• _The exercise_: Collect every line of the records below that contains the word "screenshot".

• _Records shown_:
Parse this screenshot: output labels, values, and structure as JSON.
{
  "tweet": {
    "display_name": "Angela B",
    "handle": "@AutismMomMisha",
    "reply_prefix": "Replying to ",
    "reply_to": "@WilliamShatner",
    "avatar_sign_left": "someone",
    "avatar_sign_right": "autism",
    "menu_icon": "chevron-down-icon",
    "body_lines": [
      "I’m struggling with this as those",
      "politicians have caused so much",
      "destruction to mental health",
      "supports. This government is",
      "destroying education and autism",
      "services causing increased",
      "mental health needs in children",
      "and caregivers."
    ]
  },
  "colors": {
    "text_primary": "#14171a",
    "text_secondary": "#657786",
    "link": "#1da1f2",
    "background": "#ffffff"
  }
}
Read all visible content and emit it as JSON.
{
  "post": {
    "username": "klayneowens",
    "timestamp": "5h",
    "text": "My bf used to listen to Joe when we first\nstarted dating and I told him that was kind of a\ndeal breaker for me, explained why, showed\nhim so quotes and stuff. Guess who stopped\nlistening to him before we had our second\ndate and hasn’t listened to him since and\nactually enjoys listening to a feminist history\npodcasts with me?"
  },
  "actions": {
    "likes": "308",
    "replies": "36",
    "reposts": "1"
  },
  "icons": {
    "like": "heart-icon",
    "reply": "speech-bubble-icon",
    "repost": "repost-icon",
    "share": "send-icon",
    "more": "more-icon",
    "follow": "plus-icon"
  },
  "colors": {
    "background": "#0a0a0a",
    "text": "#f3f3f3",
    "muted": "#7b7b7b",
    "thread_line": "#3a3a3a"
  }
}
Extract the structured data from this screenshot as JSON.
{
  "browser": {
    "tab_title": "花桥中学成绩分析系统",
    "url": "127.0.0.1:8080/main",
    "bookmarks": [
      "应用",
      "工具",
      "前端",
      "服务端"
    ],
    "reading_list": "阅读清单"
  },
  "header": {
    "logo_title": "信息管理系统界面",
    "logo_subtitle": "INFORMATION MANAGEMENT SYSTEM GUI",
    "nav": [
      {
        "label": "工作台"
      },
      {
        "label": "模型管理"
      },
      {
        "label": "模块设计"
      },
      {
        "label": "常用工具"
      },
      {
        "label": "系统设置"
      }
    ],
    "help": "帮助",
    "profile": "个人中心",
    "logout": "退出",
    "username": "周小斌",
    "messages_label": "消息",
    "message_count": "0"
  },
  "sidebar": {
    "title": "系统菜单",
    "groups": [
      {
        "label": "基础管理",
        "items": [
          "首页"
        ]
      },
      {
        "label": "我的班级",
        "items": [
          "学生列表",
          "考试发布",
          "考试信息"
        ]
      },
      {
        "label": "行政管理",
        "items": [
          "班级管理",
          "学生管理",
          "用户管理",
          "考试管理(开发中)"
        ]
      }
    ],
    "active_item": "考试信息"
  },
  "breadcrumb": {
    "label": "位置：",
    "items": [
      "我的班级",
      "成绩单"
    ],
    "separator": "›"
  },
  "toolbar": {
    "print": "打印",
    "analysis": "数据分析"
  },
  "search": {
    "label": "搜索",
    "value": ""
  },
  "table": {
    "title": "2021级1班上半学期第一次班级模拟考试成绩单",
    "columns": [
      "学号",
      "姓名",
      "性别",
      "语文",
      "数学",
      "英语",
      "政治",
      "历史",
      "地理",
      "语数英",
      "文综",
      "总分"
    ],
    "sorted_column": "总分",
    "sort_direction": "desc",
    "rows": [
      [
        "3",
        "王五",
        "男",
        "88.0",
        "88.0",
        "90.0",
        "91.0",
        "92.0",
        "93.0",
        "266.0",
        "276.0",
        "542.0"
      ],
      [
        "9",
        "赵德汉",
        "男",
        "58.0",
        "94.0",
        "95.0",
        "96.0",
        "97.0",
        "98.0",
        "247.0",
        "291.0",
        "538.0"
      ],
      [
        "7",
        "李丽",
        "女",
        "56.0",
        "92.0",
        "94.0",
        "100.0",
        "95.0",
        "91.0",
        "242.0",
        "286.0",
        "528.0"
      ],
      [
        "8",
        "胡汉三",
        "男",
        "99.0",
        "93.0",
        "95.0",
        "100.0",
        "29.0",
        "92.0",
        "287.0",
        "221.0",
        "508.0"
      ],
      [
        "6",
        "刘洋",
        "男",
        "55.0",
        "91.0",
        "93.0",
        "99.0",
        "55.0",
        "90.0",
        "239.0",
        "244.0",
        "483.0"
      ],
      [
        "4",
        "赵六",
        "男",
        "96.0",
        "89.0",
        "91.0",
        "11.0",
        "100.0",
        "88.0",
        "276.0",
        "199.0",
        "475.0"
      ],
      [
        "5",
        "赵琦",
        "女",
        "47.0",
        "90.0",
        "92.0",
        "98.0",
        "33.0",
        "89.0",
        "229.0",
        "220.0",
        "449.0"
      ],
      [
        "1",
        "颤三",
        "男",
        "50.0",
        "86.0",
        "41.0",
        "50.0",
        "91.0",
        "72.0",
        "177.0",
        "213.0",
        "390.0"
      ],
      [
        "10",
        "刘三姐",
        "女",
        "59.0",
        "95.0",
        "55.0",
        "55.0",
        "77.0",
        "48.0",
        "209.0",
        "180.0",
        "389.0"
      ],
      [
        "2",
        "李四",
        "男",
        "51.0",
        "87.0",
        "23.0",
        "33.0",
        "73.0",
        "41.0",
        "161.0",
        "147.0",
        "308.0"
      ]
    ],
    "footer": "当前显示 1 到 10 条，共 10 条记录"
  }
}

• _Correct answer_:
Parse this screenshot: output labels, values, and structure as JSON.
Extract the structured data from this screenshot as JSON.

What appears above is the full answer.